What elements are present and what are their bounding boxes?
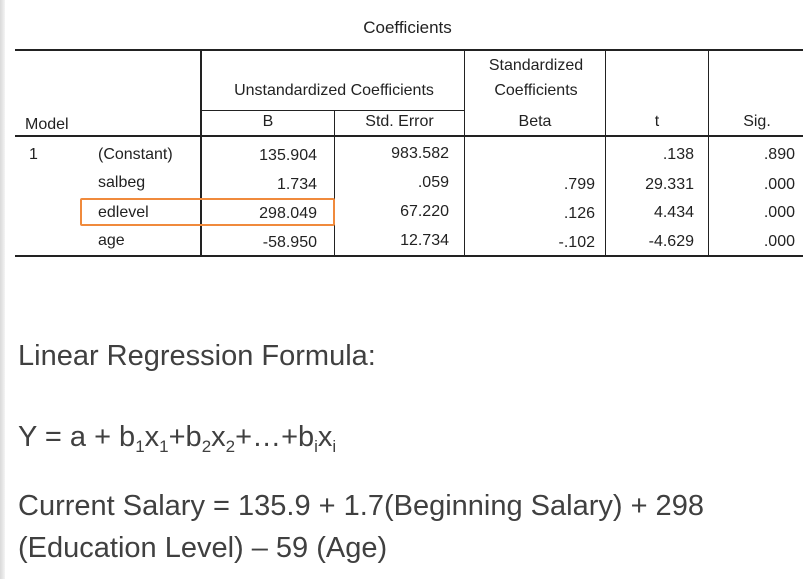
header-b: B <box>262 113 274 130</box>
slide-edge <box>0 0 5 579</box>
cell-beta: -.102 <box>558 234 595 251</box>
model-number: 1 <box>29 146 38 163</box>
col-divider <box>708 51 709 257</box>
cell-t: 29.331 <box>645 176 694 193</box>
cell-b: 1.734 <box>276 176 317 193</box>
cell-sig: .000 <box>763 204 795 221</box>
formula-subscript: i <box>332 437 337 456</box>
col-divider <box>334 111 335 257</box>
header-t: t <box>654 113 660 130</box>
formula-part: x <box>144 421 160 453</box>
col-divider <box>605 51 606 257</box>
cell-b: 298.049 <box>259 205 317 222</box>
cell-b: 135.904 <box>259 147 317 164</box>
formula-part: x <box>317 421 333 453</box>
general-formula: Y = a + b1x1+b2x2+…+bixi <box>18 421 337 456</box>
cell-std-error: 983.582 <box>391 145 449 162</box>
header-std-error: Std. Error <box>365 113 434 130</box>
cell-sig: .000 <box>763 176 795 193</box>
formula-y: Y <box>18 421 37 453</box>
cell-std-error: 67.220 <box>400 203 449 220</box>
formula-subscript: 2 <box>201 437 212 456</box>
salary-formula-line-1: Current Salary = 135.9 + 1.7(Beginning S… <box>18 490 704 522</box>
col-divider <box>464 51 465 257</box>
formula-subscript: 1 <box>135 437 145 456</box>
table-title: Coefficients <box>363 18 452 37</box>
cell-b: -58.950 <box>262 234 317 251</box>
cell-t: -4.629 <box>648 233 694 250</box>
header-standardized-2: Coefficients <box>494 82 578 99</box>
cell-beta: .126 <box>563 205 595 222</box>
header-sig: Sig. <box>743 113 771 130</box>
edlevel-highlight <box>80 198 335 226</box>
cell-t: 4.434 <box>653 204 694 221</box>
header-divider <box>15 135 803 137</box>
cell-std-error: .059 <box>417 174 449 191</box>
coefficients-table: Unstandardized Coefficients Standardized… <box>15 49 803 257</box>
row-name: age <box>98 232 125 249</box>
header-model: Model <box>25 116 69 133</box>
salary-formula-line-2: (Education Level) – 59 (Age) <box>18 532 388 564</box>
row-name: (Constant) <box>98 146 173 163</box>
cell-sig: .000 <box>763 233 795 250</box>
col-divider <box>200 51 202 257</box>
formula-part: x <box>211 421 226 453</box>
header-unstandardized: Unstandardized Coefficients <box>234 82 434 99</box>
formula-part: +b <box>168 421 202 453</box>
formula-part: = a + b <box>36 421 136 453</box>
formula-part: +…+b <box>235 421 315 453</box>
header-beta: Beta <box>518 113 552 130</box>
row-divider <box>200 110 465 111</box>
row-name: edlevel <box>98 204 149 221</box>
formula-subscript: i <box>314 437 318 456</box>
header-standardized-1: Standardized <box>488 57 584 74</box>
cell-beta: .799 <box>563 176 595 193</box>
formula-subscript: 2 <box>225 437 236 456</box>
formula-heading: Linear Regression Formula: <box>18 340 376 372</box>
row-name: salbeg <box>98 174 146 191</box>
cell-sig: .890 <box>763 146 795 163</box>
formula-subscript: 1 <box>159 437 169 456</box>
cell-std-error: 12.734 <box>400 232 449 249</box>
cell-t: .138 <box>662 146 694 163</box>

****************************************

SHORT TASK:
Rewrite the material starting at the line containing "header-b: B <box>262 113 274 130</box>" and ending at the line containing "col-divider <box>334 111 335 257</box>", with "col-divider" swapped for "column-divider" and nothing else changed.

THE RESPONSE:
header-b: B <box>262 113 274 130</box>
slide-edge <box>0 0 5 579</box>
cell-beta: -.102 <box>558 234 595 251</box>
model-number: 1 <box>29 146 38 163</box>
column-divider <box>708 51 709 257</box>
cell-t: 29.331 <box>645 176 694 193</box>
cell-b: 1.734 <box>276 176 317 193</box>
cell-sig: .000 <box>763 204 795 221</box>
formula-subscript: i <box>332 437 337 456</box>
column-divider <box>334 111 335 257</box>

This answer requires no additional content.